[START GIVEN RECORDS]

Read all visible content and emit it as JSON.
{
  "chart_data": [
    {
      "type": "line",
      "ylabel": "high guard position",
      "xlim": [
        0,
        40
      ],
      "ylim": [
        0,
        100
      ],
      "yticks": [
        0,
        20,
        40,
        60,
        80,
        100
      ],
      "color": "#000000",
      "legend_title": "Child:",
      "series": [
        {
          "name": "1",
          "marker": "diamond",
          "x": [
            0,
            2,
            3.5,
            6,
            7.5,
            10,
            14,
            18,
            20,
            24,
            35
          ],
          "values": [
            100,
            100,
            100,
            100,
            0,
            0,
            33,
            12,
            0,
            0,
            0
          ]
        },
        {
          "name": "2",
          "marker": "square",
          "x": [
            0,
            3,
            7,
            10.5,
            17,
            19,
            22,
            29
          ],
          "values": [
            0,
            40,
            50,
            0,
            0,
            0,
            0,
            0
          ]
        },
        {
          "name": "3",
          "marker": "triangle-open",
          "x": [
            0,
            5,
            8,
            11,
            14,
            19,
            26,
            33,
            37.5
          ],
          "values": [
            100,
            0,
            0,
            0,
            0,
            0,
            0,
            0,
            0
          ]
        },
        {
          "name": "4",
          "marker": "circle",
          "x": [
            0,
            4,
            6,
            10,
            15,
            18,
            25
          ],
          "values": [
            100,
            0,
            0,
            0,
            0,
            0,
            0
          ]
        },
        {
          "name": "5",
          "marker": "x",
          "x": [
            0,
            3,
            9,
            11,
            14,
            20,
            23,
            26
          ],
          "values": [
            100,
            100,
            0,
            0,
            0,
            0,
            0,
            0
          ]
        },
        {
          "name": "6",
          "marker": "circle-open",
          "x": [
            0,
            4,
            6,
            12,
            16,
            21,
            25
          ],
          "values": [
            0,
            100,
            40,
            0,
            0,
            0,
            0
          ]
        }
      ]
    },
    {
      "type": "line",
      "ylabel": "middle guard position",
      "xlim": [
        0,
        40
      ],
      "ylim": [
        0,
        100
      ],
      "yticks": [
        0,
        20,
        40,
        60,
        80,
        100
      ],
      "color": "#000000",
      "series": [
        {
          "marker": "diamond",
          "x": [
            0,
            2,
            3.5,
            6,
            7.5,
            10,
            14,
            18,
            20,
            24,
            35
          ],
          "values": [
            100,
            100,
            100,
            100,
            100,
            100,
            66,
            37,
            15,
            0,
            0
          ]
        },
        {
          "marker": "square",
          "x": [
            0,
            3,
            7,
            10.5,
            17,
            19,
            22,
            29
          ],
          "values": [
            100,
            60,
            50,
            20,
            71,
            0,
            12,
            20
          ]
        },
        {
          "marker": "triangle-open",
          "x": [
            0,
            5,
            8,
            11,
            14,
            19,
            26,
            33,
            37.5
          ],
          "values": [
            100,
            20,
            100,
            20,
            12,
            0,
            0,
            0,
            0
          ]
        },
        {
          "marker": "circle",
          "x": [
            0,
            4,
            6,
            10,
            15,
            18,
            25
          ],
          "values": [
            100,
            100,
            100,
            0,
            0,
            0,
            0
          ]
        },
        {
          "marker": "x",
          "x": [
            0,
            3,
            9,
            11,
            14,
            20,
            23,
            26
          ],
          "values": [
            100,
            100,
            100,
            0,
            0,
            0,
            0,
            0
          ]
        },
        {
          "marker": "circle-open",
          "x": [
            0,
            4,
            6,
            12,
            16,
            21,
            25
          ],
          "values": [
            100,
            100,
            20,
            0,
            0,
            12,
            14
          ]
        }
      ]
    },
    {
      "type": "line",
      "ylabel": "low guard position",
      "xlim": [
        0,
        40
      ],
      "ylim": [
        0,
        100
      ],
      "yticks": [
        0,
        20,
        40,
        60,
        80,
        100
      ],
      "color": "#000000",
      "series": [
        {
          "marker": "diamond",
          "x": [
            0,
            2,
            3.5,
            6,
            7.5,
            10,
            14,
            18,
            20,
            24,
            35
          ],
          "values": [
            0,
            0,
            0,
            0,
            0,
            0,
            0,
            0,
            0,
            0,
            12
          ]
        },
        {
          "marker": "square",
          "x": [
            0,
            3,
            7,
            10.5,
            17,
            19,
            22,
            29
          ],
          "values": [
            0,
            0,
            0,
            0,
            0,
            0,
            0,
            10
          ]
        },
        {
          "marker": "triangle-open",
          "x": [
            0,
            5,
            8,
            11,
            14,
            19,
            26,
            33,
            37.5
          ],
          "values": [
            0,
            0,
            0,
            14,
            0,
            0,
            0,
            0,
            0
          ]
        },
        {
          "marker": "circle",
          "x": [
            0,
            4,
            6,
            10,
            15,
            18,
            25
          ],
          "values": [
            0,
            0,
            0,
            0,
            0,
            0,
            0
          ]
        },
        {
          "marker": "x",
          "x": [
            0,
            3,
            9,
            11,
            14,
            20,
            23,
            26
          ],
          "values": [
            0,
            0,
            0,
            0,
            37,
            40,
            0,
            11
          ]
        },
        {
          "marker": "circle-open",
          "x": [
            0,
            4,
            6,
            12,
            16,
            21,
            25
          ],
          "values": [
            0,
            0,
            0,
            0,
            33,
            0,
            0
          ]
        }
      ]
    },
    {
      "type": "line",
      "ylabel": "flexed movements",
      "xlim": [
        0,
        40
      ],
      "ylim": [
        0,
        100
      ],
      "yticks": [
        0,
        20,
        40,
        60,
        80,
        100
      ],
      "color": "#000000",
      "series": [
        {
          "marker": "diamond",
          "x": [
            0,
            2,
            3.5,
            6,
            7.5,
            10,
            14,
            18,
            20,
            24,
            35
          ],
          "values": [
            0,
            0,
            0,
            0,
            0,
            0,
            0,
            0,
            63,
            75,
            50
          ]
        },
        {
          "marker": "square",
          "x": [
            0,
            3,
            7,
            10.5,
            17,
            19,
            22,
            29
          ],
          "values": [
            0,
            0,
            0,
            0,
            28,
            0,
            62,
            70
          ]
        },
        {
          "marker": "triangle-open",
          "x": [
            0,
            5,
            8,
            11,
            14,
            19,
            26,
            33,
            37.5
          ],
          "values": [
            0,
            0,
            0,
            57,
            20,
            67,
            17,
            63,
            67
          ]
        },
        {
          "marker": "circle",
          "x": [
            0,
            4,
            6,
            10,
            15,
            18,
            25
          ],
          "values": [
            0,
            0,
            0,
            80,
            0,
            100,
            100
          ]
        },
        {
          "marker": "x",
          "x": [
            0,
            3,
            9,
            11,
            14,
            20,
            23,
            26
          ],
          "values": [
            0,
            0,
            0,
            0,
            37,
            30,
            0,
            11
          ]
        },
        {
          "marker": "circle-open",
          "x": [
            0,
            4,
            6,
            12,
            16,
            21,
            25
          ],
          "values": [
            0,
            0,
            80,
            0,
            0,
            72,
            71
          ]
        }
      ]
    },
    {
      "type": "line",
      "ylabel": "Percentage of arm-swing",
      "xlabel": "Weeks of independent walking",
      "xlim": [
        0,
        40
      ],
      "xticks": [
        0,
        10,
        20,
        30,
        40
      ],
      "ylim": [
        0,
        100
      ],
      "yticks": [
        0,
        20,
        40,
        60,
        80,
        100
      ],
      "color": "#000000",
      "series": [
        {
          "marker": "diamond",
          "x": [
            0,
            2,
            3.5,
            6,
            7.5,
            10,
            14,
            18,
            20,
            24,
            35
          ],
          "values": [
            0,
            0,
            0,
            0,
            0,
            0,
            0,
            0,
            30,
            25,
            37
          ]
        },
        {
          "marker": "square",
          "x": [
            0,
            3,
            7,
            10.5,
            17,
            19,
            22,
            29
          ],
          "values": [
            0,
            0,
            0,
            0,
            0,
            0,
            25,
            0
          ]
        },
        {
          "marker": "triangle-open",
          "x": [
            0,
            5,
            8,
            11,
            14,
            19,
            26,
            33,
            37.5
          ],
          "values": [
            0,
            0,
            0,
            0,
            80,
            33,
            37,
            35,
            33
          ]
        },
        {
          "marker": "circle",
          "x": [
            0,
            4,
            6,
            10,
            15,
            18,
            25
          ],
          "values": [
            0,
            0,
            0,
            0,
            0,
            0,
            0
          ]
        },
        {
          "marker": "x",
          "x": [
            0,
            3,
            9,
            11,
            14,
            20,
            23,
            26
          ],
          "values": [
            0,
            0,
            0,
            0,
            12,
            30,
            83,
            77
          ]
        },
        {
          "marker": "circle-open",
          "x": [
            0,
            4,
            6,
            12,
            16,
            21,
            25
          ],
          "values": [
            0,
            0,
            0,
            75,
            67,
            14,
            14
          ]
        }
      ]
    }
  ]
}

[END GIVEN RECORDS]
[START GIVEN RECORDS]

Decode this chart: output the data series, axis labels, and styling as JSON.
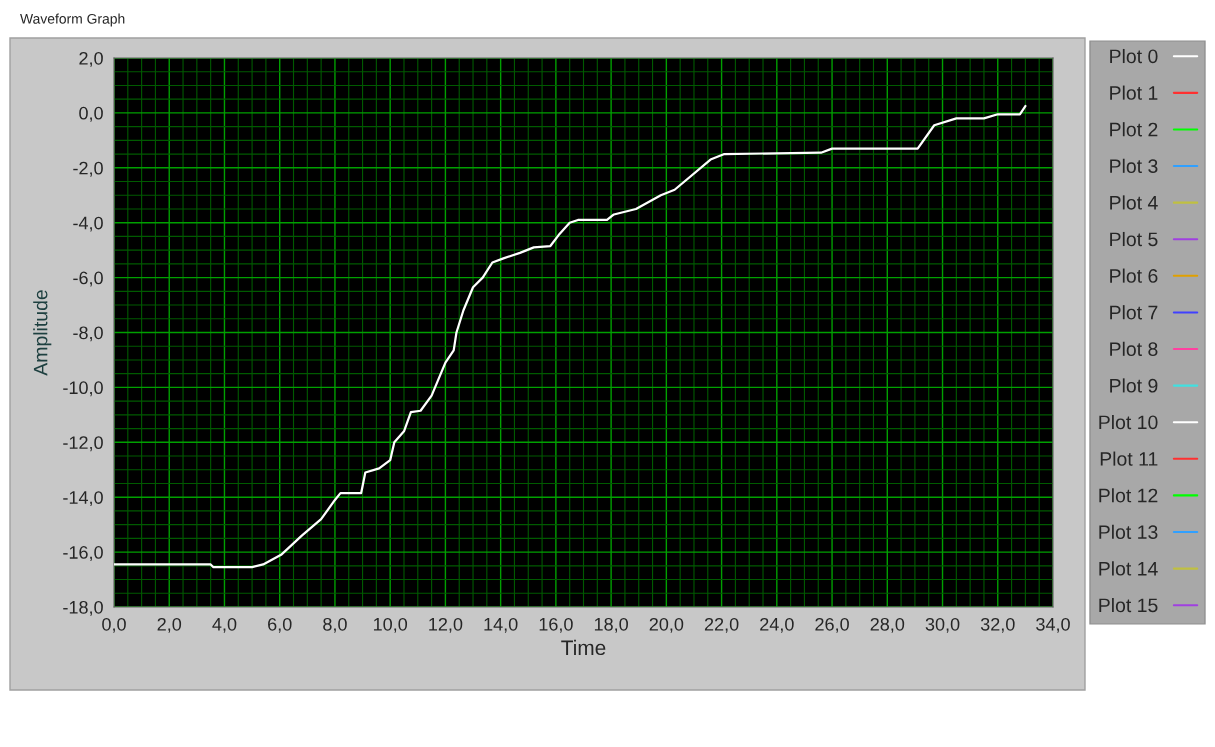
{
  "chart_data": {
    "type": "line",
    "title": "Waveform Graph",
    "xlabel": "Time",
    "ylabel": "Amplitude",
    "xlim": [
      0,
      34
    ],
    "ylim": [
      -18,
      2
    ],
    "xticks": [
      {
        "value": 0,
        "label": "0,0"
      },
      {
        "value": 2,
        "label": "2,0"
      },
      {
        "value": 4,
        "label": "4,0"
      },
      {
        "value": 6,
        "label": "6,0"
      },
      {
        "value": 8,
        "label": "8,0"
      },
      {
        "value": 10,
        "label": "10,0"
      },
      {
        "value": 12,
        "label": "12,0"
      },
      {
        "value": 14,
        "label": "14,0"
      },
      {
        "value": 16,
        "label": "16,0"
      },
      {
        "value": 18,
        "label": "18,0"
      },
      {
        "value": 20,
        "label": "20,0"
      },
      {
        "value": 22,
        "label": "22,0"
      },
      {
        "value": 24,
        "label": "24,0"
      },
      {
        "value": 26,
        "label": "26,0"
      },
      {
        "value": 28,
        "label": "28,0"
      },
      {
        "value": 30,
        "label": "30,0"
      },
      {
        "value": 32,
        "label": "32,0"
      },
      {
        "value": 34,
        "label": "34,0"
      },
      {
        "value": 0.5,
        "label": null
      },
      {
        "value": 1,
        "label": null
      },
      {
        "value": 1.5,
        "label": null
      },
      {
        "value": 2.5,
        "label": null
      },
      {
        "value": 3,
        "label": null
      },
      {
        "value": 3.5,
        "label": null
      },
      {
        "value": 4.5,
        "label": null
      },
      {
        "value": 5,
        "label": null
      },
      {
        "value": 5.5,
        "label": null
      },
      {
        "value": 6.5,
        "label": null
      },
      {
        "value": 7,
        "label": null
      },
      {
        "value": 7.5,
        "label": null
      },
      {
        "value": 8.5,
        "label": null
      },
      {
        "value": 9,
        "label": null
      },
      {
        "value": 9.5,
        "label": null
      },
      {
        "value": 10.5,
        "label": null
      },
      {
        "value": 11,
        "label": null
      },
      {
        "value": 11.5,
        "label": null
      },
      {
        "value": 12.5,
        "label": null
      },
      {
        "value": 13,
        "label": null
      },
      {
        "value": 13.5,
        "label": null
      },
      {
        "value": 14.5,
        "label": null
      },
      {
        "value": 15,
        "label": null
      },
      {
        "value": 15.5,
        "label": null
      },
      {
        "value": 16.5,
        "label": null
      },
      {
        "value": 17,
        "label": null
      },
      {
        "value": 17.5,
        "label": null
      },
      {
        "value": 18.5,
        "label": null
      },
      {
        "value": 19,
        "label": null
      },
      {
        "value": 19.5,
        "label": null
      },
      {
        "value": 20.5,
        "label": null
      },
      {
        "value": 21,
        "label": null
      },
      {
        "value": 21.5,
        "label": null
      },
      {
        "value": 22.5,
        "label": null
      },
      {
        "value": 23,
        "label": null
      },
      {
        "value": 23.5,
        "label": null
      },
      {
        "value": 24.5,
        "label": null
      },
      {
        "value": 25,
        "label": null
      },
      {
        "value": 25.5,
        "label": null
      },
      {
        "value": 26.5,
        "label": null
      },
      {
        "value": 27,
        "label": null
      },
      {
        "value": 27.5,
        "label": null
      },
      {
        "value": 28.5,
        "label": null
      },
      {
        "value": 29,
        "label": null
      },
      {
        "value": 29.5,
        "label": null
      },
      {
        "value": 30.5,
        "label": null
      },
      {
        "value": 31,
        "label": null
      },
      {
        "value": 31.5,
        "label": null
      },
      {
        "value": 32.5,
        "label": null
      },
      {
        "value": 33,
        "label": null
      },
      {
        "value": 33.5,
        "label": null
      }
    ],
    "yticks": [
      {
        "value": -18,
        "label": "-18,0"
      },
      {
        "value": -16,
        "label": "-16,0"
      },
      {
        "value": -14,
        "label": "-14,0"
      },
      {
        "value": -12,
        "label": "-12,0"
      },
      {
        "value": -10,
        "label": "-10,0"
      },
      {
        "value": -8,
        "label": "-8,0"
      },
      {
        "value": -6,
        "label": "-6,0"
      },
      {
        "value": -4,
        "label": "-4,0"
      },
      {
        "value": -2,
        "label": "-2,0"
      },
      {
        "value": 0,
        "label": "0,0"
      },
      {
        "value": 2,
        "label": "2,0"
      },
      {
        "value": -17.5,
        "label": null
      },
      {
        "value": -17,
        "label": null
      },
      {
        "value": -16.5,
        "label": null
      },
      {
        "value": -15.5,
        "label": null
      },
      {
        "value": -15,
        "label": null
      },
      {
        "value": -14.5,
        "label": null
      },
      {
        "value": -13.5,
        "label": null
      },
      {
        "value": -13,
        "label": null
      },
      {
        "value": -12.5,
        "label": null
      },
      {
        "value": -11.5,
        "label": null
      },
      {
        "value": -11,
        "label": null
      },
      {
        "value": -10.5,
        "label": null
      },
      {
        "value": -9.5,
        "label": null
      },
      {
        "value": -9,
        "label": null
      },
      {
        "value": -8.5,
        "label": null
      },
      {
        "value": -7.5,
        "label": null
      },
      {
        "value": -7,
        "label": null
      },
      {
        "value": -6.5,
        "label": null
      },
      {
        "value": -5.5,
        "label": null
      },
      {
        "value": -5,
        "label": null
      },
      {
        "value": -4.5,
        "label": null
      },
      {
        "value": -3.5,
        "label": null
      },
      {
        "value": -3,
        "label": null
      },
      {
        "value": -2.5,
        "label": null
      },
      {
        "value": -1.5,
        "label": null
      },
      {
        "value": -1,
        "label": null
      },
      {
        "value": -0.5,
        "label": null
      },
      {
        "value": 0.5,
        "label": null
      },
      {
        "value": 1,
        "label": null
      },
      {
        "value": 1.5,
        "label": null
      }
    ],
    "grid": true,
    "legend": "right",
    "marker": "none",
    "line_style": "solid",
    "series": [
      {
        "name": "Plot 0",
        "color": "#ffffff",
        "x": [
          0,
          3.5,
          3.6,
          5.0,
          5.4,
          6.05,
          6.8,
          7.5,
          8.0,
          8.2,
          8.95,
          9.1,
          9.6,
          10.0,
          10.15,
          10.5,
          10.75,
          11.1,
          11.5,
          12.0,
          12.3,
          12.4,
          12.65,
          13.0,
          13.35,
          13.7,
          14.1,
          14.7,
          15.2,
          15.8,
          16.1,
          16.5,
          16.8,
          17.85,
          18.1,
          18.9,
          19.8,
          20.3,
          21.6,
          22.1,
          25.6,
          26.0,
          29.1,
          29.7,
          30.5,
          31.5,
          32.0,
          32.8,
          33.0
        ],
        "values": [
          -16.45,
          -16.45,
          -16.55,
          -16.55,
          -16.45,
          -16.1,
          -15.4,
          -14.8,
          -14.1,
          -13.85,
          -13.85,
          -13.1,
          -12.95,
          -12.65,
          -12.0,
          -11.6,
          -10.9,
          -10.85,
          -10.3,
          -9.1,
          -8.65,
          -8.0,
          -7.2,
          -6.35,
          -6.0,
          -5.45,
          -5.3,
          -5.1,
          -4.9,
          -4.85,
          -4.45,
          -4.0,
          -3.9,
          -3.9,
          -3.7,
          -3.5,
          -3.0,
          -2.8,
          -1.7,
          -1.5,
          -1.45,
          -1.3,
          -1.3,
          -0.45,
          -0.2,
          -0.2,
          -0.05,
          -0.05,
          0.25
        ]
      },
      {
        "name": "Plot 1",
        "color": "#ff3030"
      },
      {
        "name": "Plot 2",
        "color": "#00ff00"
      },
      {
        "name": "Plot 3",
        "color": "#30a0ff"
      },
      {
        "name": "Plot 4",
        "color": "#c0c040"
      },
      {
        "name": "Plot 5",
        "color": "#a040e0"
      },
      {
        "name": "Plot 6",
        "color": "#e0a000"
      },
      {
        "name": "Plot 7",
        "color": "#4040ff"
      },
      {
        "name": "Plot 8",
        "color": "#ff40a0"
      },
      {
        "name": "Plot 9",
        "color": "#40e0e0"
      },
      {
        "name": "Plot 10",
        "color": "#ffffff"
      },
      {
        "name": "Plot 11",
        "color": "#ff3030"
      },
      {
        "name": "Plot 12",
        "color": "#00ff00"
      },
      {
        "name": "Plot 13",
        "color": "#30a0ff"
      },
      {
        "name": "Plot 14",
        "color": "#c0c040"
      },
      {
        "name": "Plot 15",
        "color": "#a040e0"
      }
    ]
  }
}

[END GIVEN RECORDS]

Say how many lines above hold the word "JSON", giving only the count.

SOLVED PROBLEM — 2